##### INFORMATION SHOWN

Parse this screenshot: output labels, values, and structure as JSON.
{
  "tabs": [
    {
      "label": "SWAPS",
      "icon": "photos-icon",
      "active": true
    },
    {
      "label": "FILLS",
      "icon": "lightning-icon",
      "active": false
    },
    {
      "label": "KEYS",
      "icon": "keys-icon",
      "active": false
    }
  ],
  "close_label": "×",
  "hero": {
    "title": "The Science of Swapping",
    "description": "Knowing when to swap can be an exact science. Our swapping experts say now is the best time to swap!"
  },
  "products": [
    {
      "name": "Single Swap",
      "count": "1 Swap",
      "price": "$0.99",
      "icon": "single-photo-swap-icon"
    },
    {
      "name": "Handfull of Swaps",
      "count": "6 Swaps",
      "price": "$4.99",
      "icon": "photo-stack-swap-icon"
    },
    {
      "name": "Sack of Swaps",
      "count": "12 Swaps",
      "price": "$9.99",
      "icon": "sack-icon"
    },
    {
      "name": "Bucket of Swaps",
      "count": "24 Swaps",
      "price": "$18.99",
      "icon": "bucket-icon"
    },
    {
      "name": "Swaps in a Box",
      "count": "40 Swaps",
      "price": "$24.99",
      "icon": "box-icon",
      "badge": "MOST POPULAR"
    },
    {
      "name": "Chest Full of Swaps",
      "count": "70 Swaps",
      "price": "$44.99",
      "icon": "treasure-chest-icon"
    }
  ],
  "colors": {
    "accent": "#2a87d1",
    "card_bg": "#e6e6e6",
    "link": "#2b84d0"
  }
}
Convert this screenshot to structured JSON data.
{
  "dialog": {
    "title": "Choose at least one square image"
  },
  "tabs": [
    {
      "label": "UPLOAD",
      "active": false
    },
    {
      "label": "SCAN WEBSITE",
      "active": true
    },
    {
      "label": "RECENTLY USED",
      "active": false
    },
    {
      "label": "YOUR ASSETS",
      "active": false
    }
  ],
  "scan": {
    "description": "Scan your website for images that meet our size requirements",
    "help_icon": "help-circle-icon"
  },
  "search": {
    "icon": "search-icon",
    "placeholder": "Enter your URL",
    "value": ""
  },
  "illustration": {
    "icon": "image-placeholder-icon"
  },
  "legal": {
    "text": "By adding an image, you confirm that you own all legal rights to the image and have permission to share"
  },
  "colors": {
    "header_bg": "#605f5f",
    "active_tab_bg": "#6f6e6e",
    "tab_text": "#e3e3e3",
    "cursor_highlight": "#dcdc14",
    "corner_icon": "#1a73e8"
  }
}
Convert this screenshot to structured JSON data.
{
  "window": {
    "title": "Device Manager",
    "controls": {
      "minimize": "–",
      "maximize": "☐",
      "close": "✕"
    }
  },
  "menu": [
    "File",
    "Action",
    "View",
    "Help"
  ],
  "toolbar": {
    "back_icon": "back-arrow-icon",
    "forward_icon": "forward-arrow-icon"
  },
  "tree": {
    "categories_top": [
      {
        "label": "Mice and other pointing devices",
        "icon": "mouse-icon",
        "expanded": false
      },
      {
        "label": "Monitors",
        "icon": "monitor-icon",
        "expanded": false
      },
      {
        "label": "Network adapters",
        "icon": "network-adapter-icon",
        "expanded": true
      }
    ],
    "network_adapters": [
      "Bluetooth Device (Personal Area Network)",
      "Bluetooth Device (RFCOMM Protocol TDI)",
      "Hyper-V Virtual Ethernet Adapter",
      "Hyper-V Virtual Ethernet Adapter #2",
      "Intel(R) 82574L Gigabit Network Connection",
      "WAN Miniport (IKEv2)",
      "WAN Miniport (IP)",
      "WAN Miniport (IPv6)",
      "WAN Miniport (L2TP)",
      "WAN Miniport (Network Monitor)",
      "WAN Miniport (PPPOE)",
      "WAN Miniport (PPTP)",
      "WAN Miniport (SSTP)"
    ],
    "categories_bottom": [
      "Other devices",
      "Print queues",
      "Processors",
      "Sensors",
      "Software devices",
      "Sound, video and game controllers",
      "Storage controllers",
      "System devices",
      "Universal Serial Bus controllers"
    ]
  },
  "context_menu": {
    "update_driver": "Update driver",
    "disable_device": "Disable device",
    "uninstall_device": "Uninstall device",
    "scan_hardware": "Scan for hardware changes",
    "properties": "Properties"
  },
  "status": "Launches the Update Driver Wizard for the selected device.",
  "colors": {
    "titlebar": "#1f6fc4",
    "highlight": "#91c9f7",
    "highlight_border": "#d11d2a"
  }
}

##########

* WORK TO BE COMPLETED *
State the number of lines above that hold the string "Hyper", with nothing added.

* FULL OUTPUT *
2